**EXERCISE PROMPT**
Word for word, copy all the data and drop the pictures.

-- Start ITEMS --

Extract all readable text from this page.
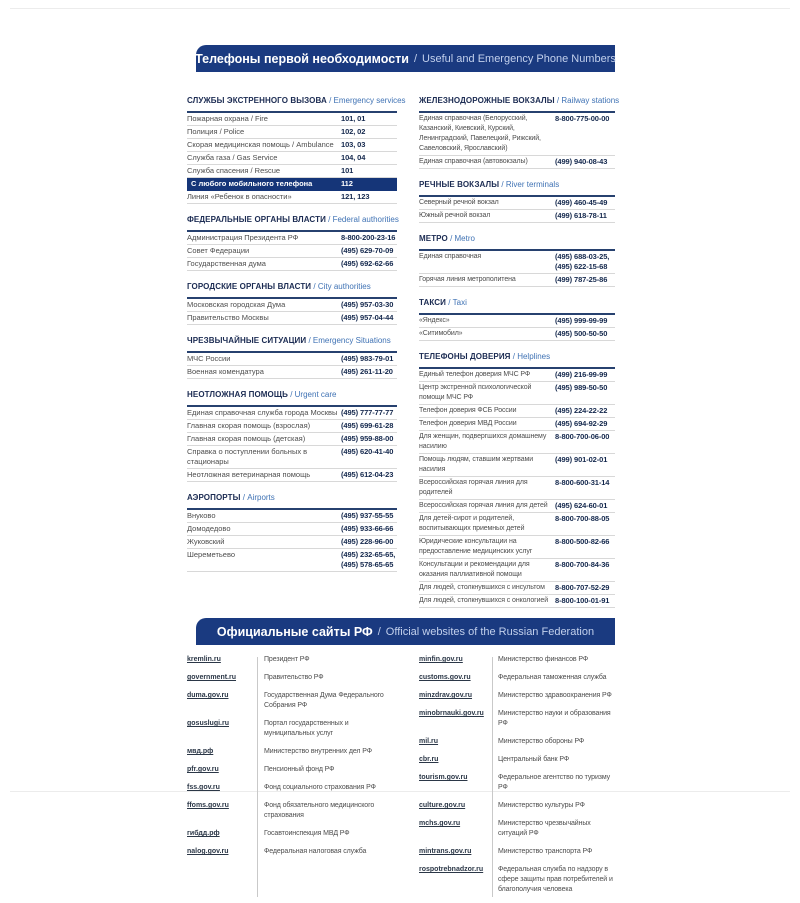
Телефоны первой необходимости / Useful and Emergency Phone Numbers
СЛУЖБЫ ЭКСТРЕННОГО ВЫЗОВА / Emergency services
Пожарная охрана / Fire	101, 01
Полиция / Police	102, 02
Скорая медицинская помощь / Ambulance 103, 03
Служба газа / Gas Service	104, 04
Служба спасения / Rescue	101
С любого мобильного телефона	112
Линия «Ребенок в опасности»	121, 123
ФЕДЕРАЛЬНЫЕ ОРГАНЫ ВЛАСТИ / Federal authorities
Администрация Президента РФ	8-800-200-23-16
Совет Федерации	(495) 629-70-09
Государственная дума	(495) 692-62-66
ГОРОДСКИЕ ОРГАНЫ ВЛАСТИ / City authorities
Московская городская Дума	(495) 957-03-30
Правительство Москвы	(495) 957-04-44
ЧРЕЗВЫЧАЙНЫЕ СИТУАЦИИ / Emergency Situations
МЧС России	(495) 983-79-01
Военная комендатура	(495) 261-11-20
НЕОТЛОЖНАЯ ПОМОЩЬ / Urgent care
Единая справочная служба города Москвы (495) 777-77-77
Главная скорая помощь (взрослая)	(495) 699-61-28
Главная скорая помощь (детская)	(495) 959-88-00
Справка о поступлении больных в стационары
(495) 620-41-40
Неотложная ветеринарная помощь	(495) 612-04-23
АЭРОПОРТЫ / Airports
Внуково	(495) 937-55-55
Домодедово	(495) 933-66-66
Жуковский	(495) 228-96-00
Шереметьево	(495) 232-65-65,
(495) 578-65-65
ЖЕЛЕЗНОДОРОЖНЫЕ ВОКЗАЛЫ / Railway stations
Единая справочная (Белорусский, Казанский, Киевский, Курский, Ленинградский, Павелецкий, Рижский, Савеловский, Ярославский)
8-800-775-00-00
Единая справочная (автовокзалы)	(499) 940-08-43
РЕЧНЫЕ ВОКЗАЛЫ / River terminals
Северный речной вокзал	(499) 460-45-49
Южный речной вокзал	(499) 618-78-11
МЕТРО / Metro
Единая справочная	(495) 688-03-25,
(495) 622-15-68
Горячая линия метрополитена	(499) 787-25-86
ТАКСИ / Taxi
«Яндекс»	(495) 999-99-99
«Ситимобил»	(495) 500-50-50
ТЕЛЕФОНЫ ДОВЕРИЯ / Helplines
Единый телефон доверия МЧС РФ	(499) 216-99-99
Центр экстренной психологической помощи МЧС РФ
(495) 989-50-50
Телефон доверия ФСБ России	(495) 224-22-22
Телефон доверия МВД России	(495) 694-92-29
Для женщин, подвергшихся домашнему насилию
8-800-700-06-00
Помощь людям, ставшим жертвами насилия
(499) 901-02-01
Всероссийская горячая линия для родителей
8-800-600-31-14
Всероссийская горячая линия для детей (495) 624-60-01
Для детей-сирот и родителей, воспитывающих приемных детей
8-800-700-88-05
Юридические консультации на предоставление медицинских услуг
8-800-500-82-66
Консультации и рекомендации для оказания паллиативной помощи
8-800-700-84-36
Для людей, столкнувшихся с инсультом	8-800-707-52-29
Для людей, столкнувшихся с онкологией 8-800-100-01-91
Официальные сайты РФ / Official websites of the Russian Federation
kremlin.ru	Президент РФ
government.ru	Правительство РФ
duma.gov.ru	Государственная Дума Федерального Собрания РФ
gosuslugi.ru	Портал государственных и муниципальных услуг
мвд.рф	Министерство внутренних дел РФ
pfr.gov.ru	Пенсионный фонд РФ
fss.gov.ru	Фонд социального страхования РФ
ffoms.gov.ru	Фонд обязательного медицинского страхования
гибдд.рф	Госавтоинспекция МВД РФ
nalog.gov.ru	Федеральная налоговая служба
minfin.gov.ru	Министерство финансов РФ
customs.gov.ru	Федеральная таможенная служба
minzdrav.gov.ru	Министерство здравоохранения РФ
minobrnauki.gov.ru	Министерство науки и образования РФ
mil.ru	Министерство обороны РФ
cbr.ru	Центральный банк РФ
tourism.gov.ru	Федеральное агентство по туризму РФ
culture.gov.ru	Министерство культуры РФ
mchs.gov.ru	Министерство чрезвычайных ситуаций РФ
mintrans.gov.ru	Министерство транспорта РФ
rospotrebnadzor.ru	Федеральная служба по надзору в сфере защиты прав потребителей и благополучия человека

-- End ITEMS --

**CORRECT ANSWER**
Extract all readable text from this page.
Телефоны первой необходимости / Useful and Emergency Phone Numbers
СЛУЖБЫ ЭКСТРЕННОГО ВЫЗОВА / Emergency services
Пожарная охрана / Fire	101, 01
Полиция / Police	102, 02
Скорая медицинская помощь / Ambulance 103, 03
Служба газа / Gas Service	104, 04
Служба спасения / Rescue	101
С любого мобильного телефона	112
Линия «Ребенок в опасности»	121, 123
ФЕДЕРАЛЬНЫЕ ОРГАНЫ ВЛАСТИ / Federal authorities
Администрация Президента РФ	8-800-200-23-16
Совет Федерации	(495) 629-70-09
Государственная дума	(495) 692-62-66
ГОРОДСКИЕ ОРГАНЫ ВЛАСТИ / City authorities
Московская городская Дума	(495) 957-03-30
Правительство Москвы	(495) 957-04-44
ЧРЕЗВЫЧАЙНЫЕ СИТУАЦИИ / Emergency Situations
МЧС России	(495) 983-79-01
Военная комендатура	(495) 261-11-20
НЕОТЛОЖНАЯ ПОМОЩЬ / Urgent care
Единая справочная служба города Москвы (495) 777-77-77
Главная скорая помощь (взрослая)	(495) 699-61-28
Главная скорая помощь (детская)	(495) 959-88-00
Справка о поступлении больных в стационары
(495) 620-41-40
Неотложная ветеринарная помощь	(495) 612-04-23
АЭРОПОРТЫ / Airports
Внуково	(495) 937-55-55
Домодедово	(495) 933-66-66
Жуковский	(495) 228-96-00
Шереметьево	(495) 232-65-65,
(495) 578-65-65
ЖЕЛЕЗНОДОРОЖНЫЕ ВОКЗАЛЫ / Railway stations
Единая справочная (Белорусский, Казанский, Киевский, Курский, Ленинградский, Павелецкий, Рижский, Савеловский, Ярославский)
8-800-775-00-00
Единая справочная (автовокзалы)	(499) 940-08-43
РЕЧНЫЕ ВОКЗАЛЫ / River terminals
Северный речной вокзал	(499) 460-45-49
Южный речной вокзал	(499) 618-78-11
МЕТРО / Metro
Единая справочная	(495) 688-03-25,
(495) 622-15-68
Горячая линия метрополитена	(499) 787-25-86
ТАКСИ / Taxi
«Яндекс»	(495) 999-99-99
«Ситимобил»	(495) 500-50-50
ТЕЛЕФОНЫ ДОВЕРИЯ / Helplines
Единый телефон доверия МЧС РФ	(499) 216-99-99
Центр экстренной психологической помощи МЧС РФ
(495) 989-50-50
Телефон доверия ФСБ России	(495) 224-22-22
Телефон доверия МВД России	(495) 694-92-29
Для женщин, подвергшихся домашнему насилию
8-800-700-06-00
Помощь людям, ставшим жертвами насилия
(499) 901-02-01
Всероссийская горячая линия для родителей
8-800-600-31-14
Всероссийская горячая линия для детей (495) 624-60-01
Для детей-сирот и родителей, воспитывающих приемных детей
8-800-700-88-05
Юридические консультации на предоставление медицинских услуг
8-800-500-82-66
Консультации и рекомендации для оказания паллиативной помощи
8-800-700-84-36
Для людей, столкнувшихся с инсультом	8-800-707-52-29
Для людей, столкнувшихся с онкологией 8-800-100-01-91
Официальные сайты РФ / Official websites of the Russian Federation
kremlin.ru	Президент РФ
government.ru	Правительство РФ
duma.gov.ru	Государственная Дума Федерального Собрания РФ
gosuslugi.ru	Портал государственных и муниципальных услуг
мвд.рф	Министерство внутренних дел РФ
pfr.gov.ru	Пенсионный фонд РФ
fss.gov.ru	Фонд социального страхования РФ
ffoms.gov.ru	Фонд обязательного медицинского страхования
гибдд.рф	Госавтоинспекция МВД РФ
nalog.gov.ru	Федеральная налоговая служба
minfin.gov.ru	Министерство финансов РФ
customs.gov.ru	Федеральная таможенная служба
minzdrav.gov.ru	Министерство здравоохранения РФ
minobrnauki.gov.ru	Министерство науки и образования РФ
mil.ru	Министерство обороны РФ
cbr.ru	Центральный банк РФ
tourism.gov.ru	Федеральное агентство по туризму РФ
culture.gov.ru	Министерство культуры РФ
mchs.gov.ru	Министерство чрезвычайных ситуаций РФ
mintrans.gov.ru	Министерство транспорта РФ
rospotrebnadzor.ru	Федеральная служба по надзору в сфере защиты прав потребителей и благополучия человека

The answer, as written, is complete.